START

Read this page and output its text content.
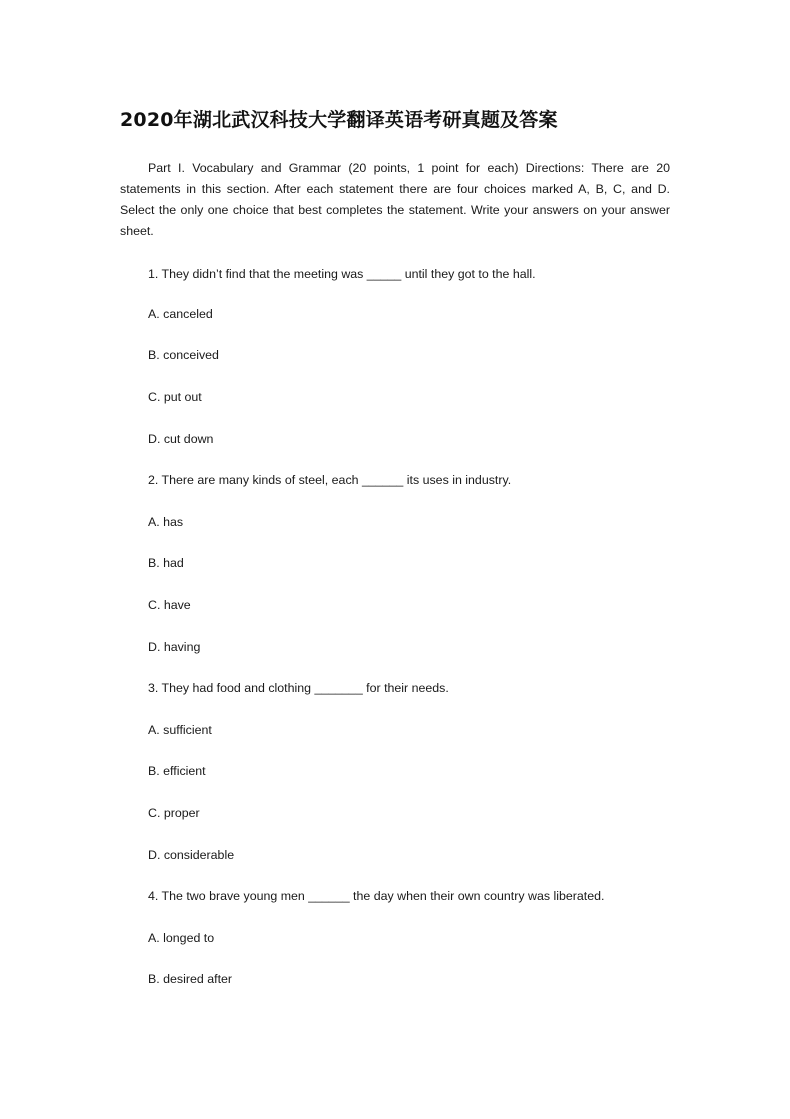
2020年湖北武汉科技大学翻译英语考研真题及答案
Part I. Vocabulary and Grammar (20 points, 1 point for each) Directions: There are 20 statements in this section. After each statement there are four choices marked A, B, C, and D. Select the only one choice that best completes the statement. Write your answers on your answer sheet.
1. They didn’t find that the meeting was _____ until they got to the hall.
A. canceled
B. conceived
C. put out
D. cut down
2. There are many kinds of steel, each ______ its uses in industry.
A. has
B. had
C. have
D. having
3. They had food and clothing _______ for their needs.
A. sufficient
B. efficient
C. proper
D. considerable
4. The two brave young men ______ the day when their own country was liberated.
A. longed to
B. desired after
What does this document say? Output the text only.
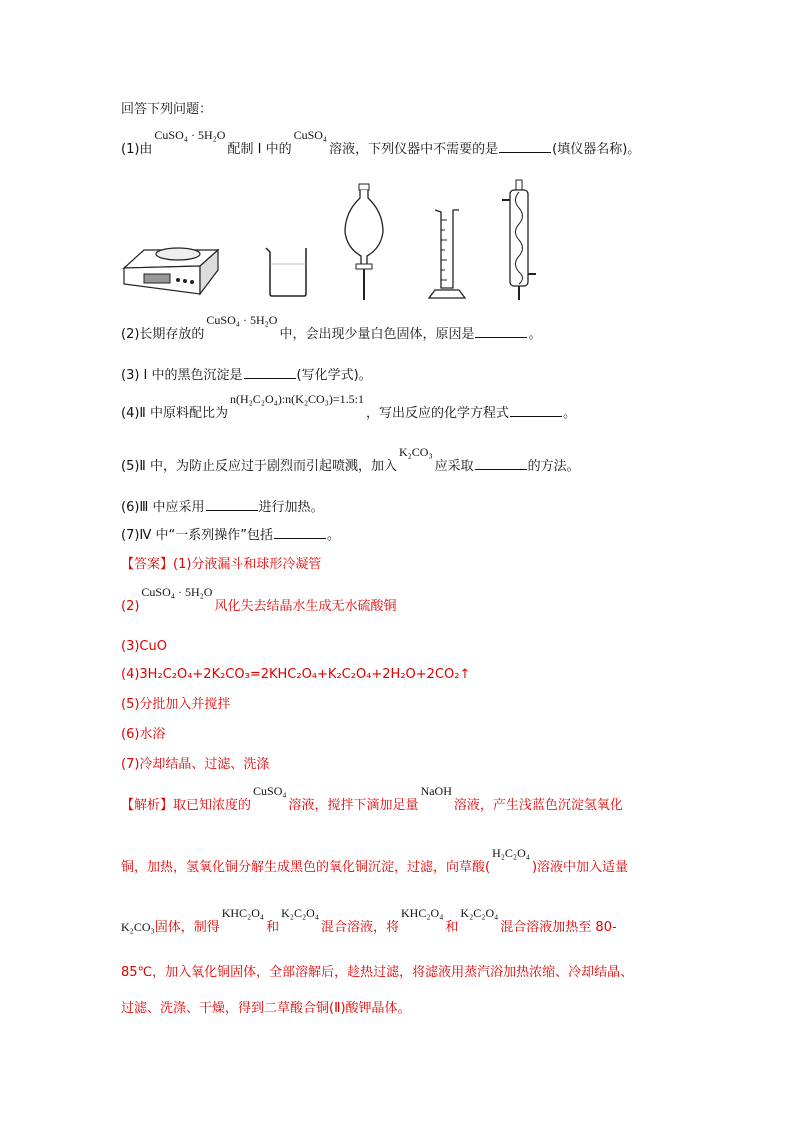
回答下列问题：
(1)由CuSO₄ · 5H₂O配制 I 中的CuSO₄溶液，下列仪器中不需要的是	(填仪器名称)。
(2)长期存放的CuSO₄ · 5H₂O中，会出现少量白色固体，原因是	。
(3) Ⅰ 中的黑色沉淀是	(写化学式)。
(4)Ⅱ 中原料配比为n(H₂C₂O₄):n(K₂CO₃)=1.5:1，写出反应的化学方程式	。
(5)Ⅱ 中，为防止反应过于剧烈而引起喷溅，加入K₂CO₃应采取	的方法。
(6)Ⅲ 中应采用	进行加热。
(7)Ⅳ 中“一系列操作”包括	。
【答案】(1)分液漏斗和球形冷凝管
(2)CuSO₄ · 5H₂O风化失去结晶水生成无水硫酸铜
(3)CuO
(4)3H₂C₂O₄+2K₂CO₃=2KHC₂O₄+K₂C₂O₄+2H₂O+2CO₂↑
(5)分批加入并搅拌
(6)水浴
(7)冷却结晶、过滤、洗涤
【解析】取已知浓度的CuSO₄溶液，搅拌下滴加足量NaOH溶液，产生浅蓝色沉淀氢氧化
铜，加热，氢氧化铜分解生成黑色的氧化铜沉淀，过滤，向草酸(H₂C₂O₄)溶液中加入适量
K₂CO₃固体，制得KHC₂O₄和K₂C₂O₄混合溶液，将KHC₂O₄和K₂C₂O₄混合溶液加热至 80-
85℃，加入氧化铜固体，全部溶解后，趁热过滤，将滤液用蒸汽浴加热浓缩、冷却结晶、
过滤、洗涤、干燥，得到二草酸合铜(Ⅱ)酸钾晶体。
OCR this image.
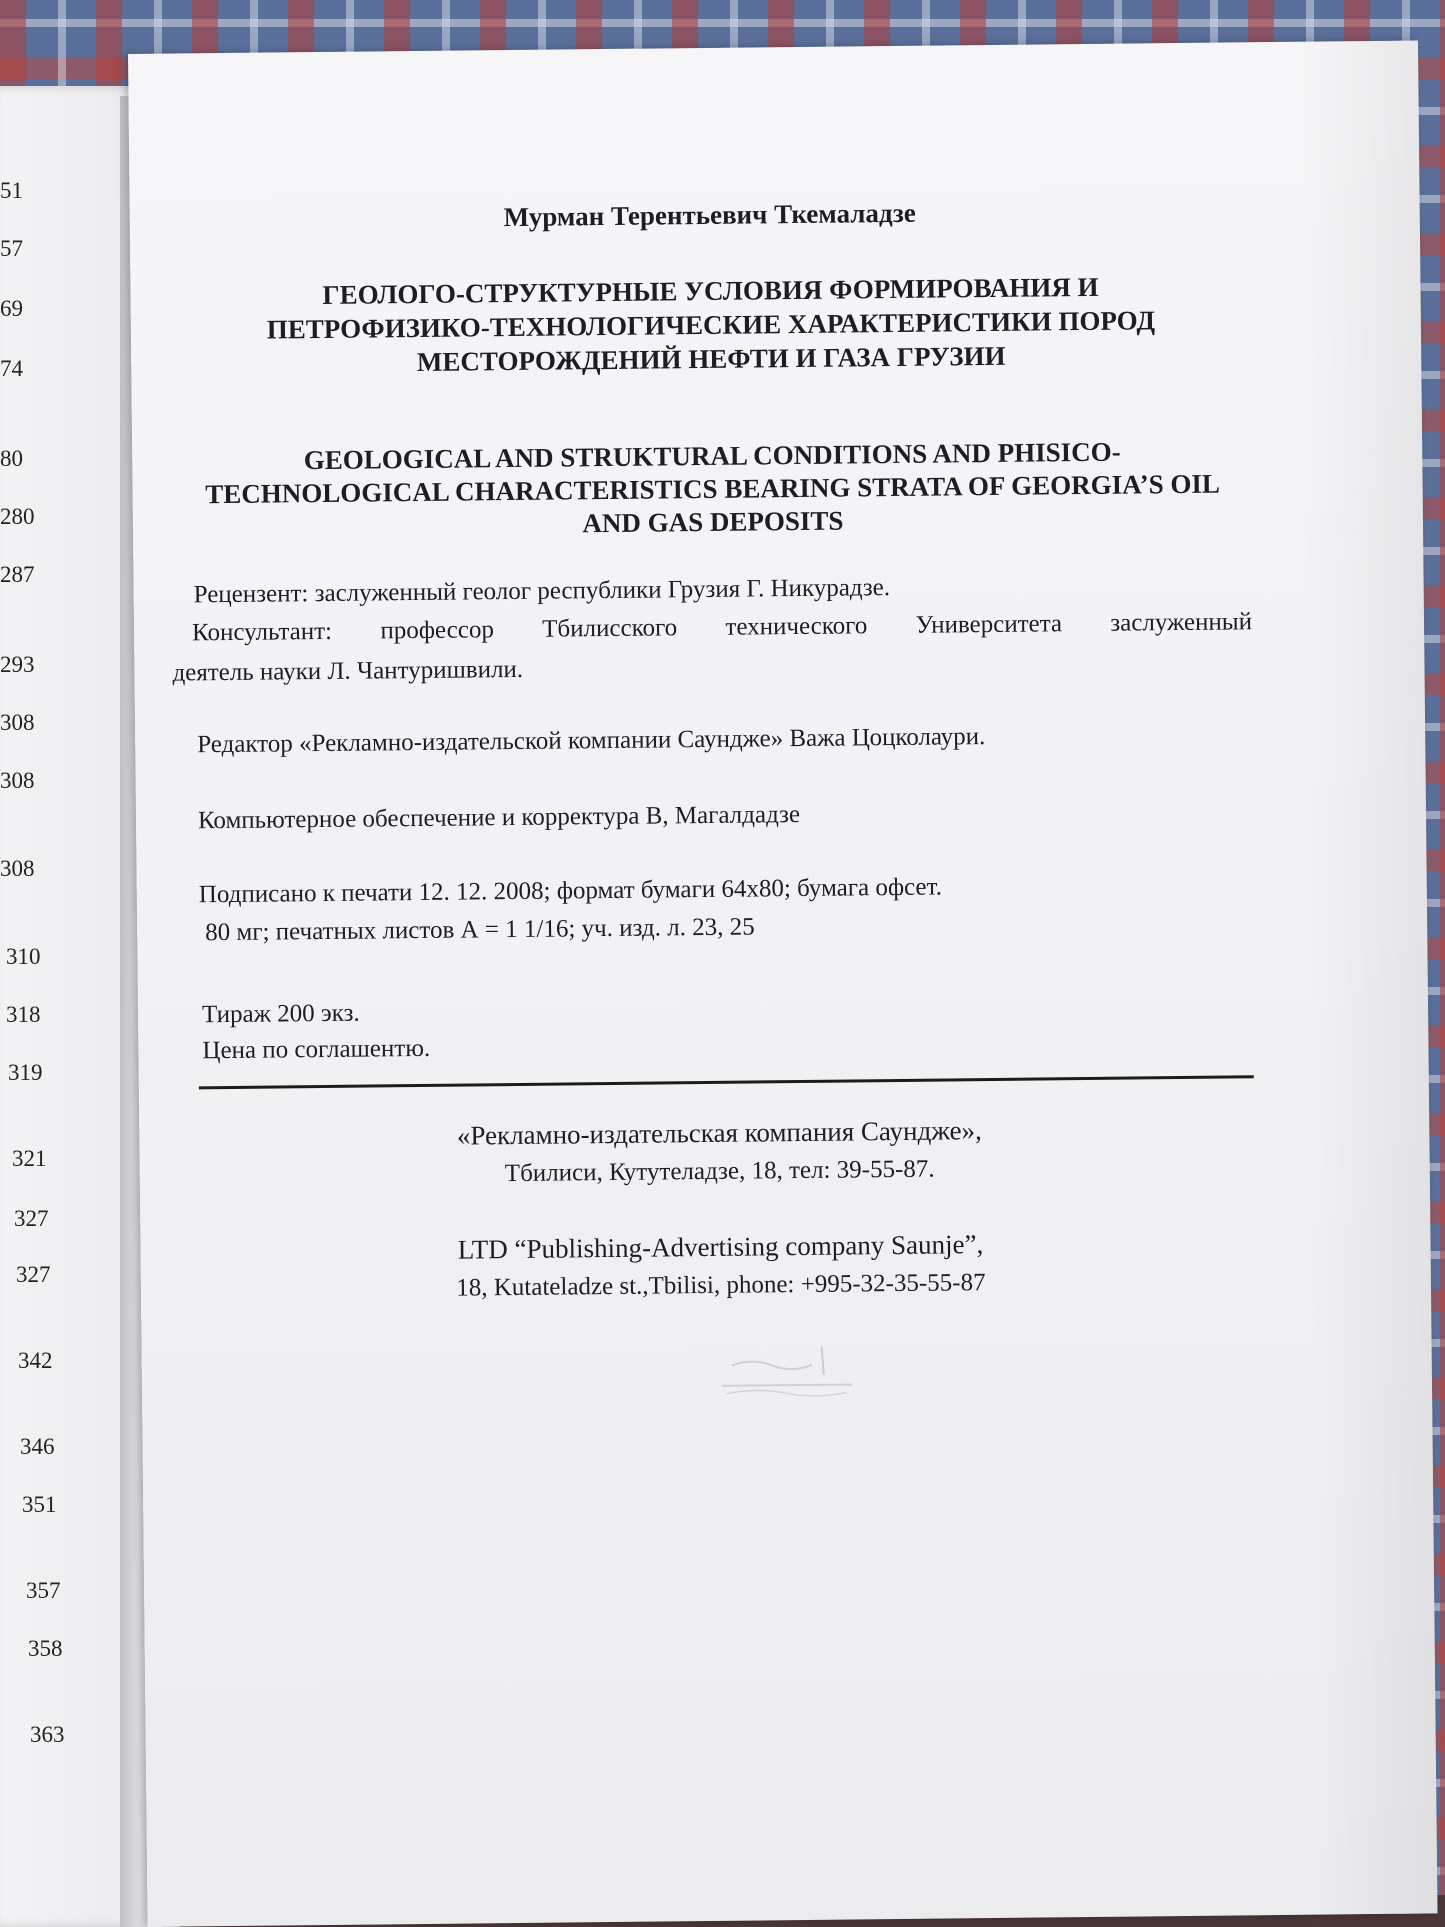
51
57
69
74
80
280
287
293
308
308
308
310
318
319
321
327
327
342
346
351
357
358
363
Мурман Терентьевич Ткемаладзе
ГЕОЛОГО-СТРУКТУРНЫЕ УСЛОВИЯ ФОРМИРОВАНИЯ И
ПЕТРОФИЗИКО-ТЕХНОЛОГИЧЕСКИЕ ХАРАКТЕРИСТИКИ ПОРОД
МЕСТОРОЖДЕНИЙ НЕФТИ И ГАЗА ГРУЗИИ
GEOLOGICAL AND STRUKTURAL CONDITIONS AND PHISICO-
TECHNOLOGICAL CHARACTERISTICS BEARING STRATA OF GEORGIA’S OIL
AND GAS DEPOSITS
Рецензент: заслуженный геолог республики Грузия Г. Никурадзе.
Консультант: профессор Тбилисского технического Университета заслуженный
деятель науки Л. Чантуришвили.
Редактор «Рекламно-издательской компании Саундже» Важа Цоцколаури.
Компьютерное обеспечение и корректура В, Магалдадзе
Подписано к печати 12. 12. 2008; формат бумаги 64х80; бумага офсет.
80 мг; печатных листов А = 1 1/16; уч. изд. л. 23, 25
Тираж 200 экз.
Цена по соглашентю.
«Рекламно-издательская компания Саундже»,
Тбилиси, Кутутеладзе, 18, тел: 39-55-87.
LTD “Publishing-Advertising company Saunje”,
18, Kutateladze st.,Tbilisi, phone: +995-32-35-55-87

END

From the data above, gather every line that includes the word "Саундже".

Solution:
Редактор «Рекламно-издательской компании Саундже» Важа Цоцколаури.
«Рекламно-издательская компания Саундже»,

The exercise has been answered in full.